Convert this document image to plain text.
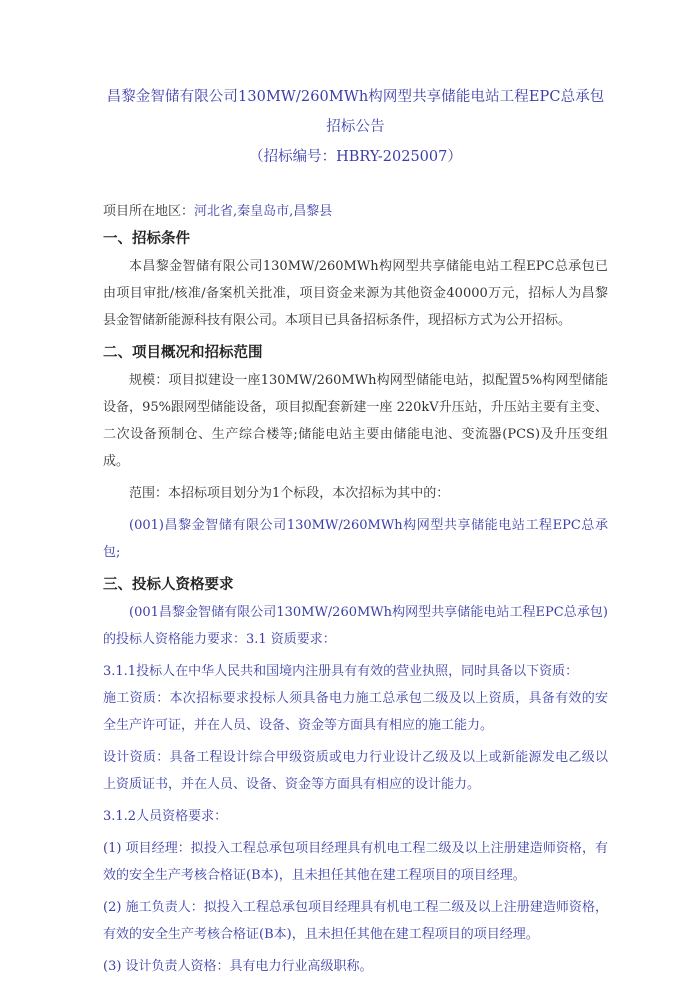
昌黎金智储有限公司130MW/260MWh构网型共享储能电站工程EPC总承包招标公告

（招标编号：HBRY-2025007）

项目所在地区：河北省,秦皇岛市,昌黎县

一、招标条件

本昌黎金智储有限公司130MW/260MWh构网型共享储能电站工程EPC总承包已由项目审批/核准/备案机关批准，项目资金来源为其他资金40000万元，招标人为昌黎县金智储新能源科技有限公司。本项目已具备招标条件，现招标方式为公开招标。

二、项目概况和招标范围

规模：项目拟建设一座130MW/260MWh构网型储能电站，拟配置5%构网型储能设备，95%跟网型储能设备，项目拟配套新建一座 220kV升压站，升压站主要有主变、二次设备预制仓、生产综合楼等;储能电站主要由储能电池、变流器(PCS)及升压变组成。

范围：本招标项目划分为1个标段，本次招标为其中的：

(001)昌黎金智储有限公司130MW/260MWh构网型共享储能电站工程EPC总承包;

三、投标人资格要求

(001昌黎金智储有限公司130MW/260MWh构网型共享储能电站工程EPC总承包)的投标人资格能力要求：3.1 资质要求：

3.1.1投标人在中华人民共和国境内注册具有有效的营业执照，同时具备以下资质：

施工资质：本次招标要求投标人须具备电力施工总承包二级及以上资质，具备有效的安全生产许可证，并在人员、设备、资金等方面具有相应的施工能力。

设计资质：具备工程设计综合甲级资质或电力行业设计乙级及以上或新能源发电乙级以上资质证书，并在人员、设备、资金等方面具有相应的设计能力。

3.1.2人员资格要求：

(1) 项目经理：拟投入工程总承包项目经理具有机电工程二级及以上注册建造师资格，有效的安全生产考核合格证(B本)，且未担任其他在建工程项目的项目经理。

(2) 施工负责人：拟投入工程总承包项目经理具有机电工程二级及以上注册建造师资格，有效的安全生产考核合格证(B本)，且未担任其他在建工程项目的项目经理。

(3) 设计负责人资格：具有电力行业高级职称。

THE REQUEST: Transcribe the whole listing exactly. Pictures stay out of your copy.

REPLY TO THE EXERCISE:
Convert this document image to plain text.
昌黎金智储有限公司130MW/260MWh构网型共享储能电站工程EPC总承包招标公告

（招标编号：HBRY-2025007）

项目所在地区：河北省,秦皇岛市,昌黎县

一、招标条件

本昌黎金智储有限公司130MW/260MWh构网型共享储能电站工程EPC总承包已由项目审批/核准/备案机关批准，项目资金来源为其他资金40000万元，招标人为昌黎县金智储新能源科技有限公司。本项目已具备招标条件，现招标方式为公开招标。

二、项目概况和招标范围

规模：项目拟建设一座130MW/260MWh构网型储能电站，拟配置5%构网型储能设备，95%跟网型储能设备，项目拟配套新建一座 220kV升压站，升压站主要有主变、二次设备预制仓、生产综合楼等;储能电站主要由储能电池、变流器(PCS)及升压变组成。

范围：本招标项目划分为1个标段，本次招标为其中的：

(001)昌黎金智储有限公司130MW/260MWh构网型共享储能电站工程EPC总承包;

三、投标人资格要求

(001昌黎金智储有限公司130MW/260MWh构网型共享储能电站工程EPC总承包)的投标人资格能力要求：3.1 资质要求：

3.1.1投标人在中华人民共和国境内注册具有有效的营业执照，同时具备以下资质：

施工资质：本次招标要求投标人须具备电力施工总承包二级及以上资质，具备有效的安全生产许可证，并在人员、设备、资金等方面具有相应的施工能力。

设计资质：具备工程设计综合甲级资质或电力行业设计乙级及以上或新能源发电乙级以上资质证书，并在人员、设备、资金等方面具有相应的设计能力。

3.1.2人员资格要求：

(1) 项目经理：拟投入工程总承包项目经理具有机电工程二级及以上注册建造师资格，有效的安全生产考核合格证(B本)，且未担任其他在建工程项目的项目经理。

(2) 施工负责人：拟投入工程总承包项目经理具有机电工程二级及以上注册建造师资格，有效的安全生产考核合格证(B本)，且未担任其他在建工程项目的项目经理。

(3) 设计负责人资格：具有电力行业高级职称。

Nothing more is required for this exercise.